Each line below must be set down exactly; omit any image you find.
== EXCERPTED RECORDS ==
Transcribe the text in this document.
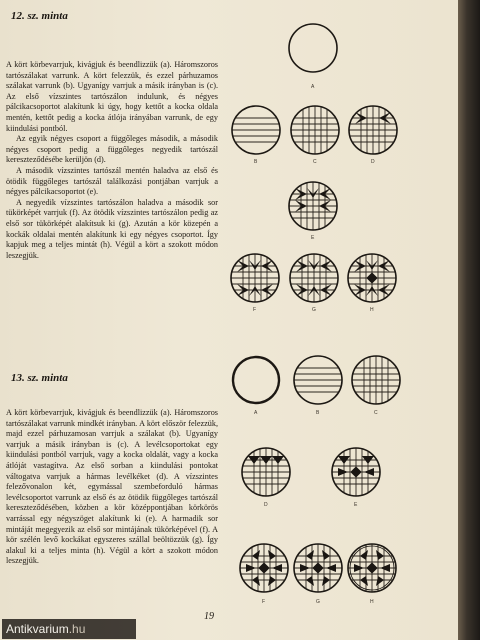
12. sz. minta

A kört körbevarrjuk, kivágjuk és beendlizzük (a). Háromszoros tartószálakat varrunk. A kört felezzük, és ezzel párhuzamos szálakat varrunk (b). Ugyanígy varrjuk a másik irányban is (c). Az első vízszintes tartószálon indulunk, és négyes pálcikacsoportot alakítunk ki úgy, hogy kettőt a kocka oldala mentén, kettőt pedig a kocka átlója irányában varrunk, de egy kiindulási pontból.

Az egyik négyes csoport a függőleges második, a második négyes csoport pedig a függőleges negyedik tartószál kereszteződésébe kerüljön (d).

A második vízszintes tartószál mentén haladva az első és ötödik függőleges tartószál találkozási pontjában varrjuk a négyes pálcikacsoportot (e).

A negyedik vízszintes tartószálon haladva a második sor tükörképét varrjuk (f). Az ötödik vízszintes tartószálon pedig az első sor tükörképét alakítsuk ki (g). Azután a kör közepén a kockák oldalai mentén alakítunk ki egy négyes csoportot. Így kapjuk meg a teljes mintát (h). Végül a kört a szokott módon leszegjük.

13. sz. minta

A kört körbevarrjuk, kivágjuk és beendlizzük (a). Háromszoros tartószálakat varrunk mindkét irányban. A kört először felezzük, majd ezzel párhuzamosan varrjuk a szálakat (b). Ugyanígy varrjuk a másik irányban is (c). A levélcsoportokat egy kiindulási pontból varrjuk, vagy a kocka oldalát, vagy a kocka átlóját vastagítva. Az első sorban a kiindulási pontokat váltogatva varrjuk a hármas levélkéket (d). A vízszintes felezővonalon két, egymással szembeforduló hármas levélcsoportot varrunk az első és az ötödik függőleges tartószál kereszteződésében, közben a kör középpontjában körkörös varrással egy négyszöget alakítunk ki (e). A harmadik sor mintáját megegyezik az első sor mintájának tükörképével (f). A kör szélén levő kockákat egyszeres szállal beöltözzük (g). Így alakul ki a teljes minta (h). Végül a kört a szokott módon leszegjük.

A
B	C	D
E
F	G	H
A	B	C
D	E
F	G	H
19
Antikvarium.hu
===
# [CORRECT RESPONSE]
Transcribe the text in this document.
12. sz. minta

A kört körbevarrjuk, kivágjuk és beendlizzük (a). Háromszoros tartószálakat varrunk. A kört felezzük, és ezzel párhuzamos szálakat varrunk (b). Ugyanígy varrjuk a másik irányban is (c). Az első vízszintes tartószálon indulunk, és négyes pálcikacsoportot alakítunk ki úgy, hogy kettőt a kocka oldala mentén, kettőt pedig a kocka átlója irányában varrunk, de egy kiindulási pontból.

Az egyik négyes csoport a függőleges második, a második négyes csoport pedig a függőleges negyedik tartószál kereszteződésébe kerüljön (d).

A második vízszintes tartószál mentén haladva az első és ötödik függőleges tartószál találkozási pontjában varrjuk a négyes pálcikacsoportot (e).

A negyedik vízszintes tartószálon haladva a második sor tükörképét varrjuk (f). Az ötödik vízszintes tartószálon pedig az első sor tükörképét alakítsuk ki (g). Azután a kör közepén a kockák oldalai mentén alakítunk ki egy négyes csoportot. Így kapjuk meg a teljes mintát (h). Végül a kört a szokott módon leszegjük.

13. sz. minta

A kört körbevarrjuk, kivágjuk és beendlizzük (a). Háromszoros tartószálakat varrunk mindkét irányban. A kört először felezzük, majd ezzel párhuzamosan varrjuk a szálakat (b). Ugyanígy varrjuk a másik irányban is (c). A levélcsoportokat egy kiindulási pontból varrjuk, vagy a kocka oldalát, vagy a kocka átlóját vastagítva. Az első sorban a kiindulási pontokat váltogatva varrjuk a hármas levélkéket (d). A vízszintes felezővonalon két, egymással szembeforduló hármas levélcsoportot varrunk az első és az ötödik függőleges tartószál kereszteződésében, közben a kör középpontjában körkörös varrással egy négyszöget alakítunk ki (e). A harmadik sor mintáját megegyezik az első sor mintájának tükörképével (f). A kör szélén levő kockákat egyszeres szállal beöltözzük (g). Így alakul ki a teljes minta (h). Végül a kört a szokott módon leszegjük.

A
B	C	D
E
F	G	H
A	B	C
D	E
F	G	H
19
Antikvarium.hu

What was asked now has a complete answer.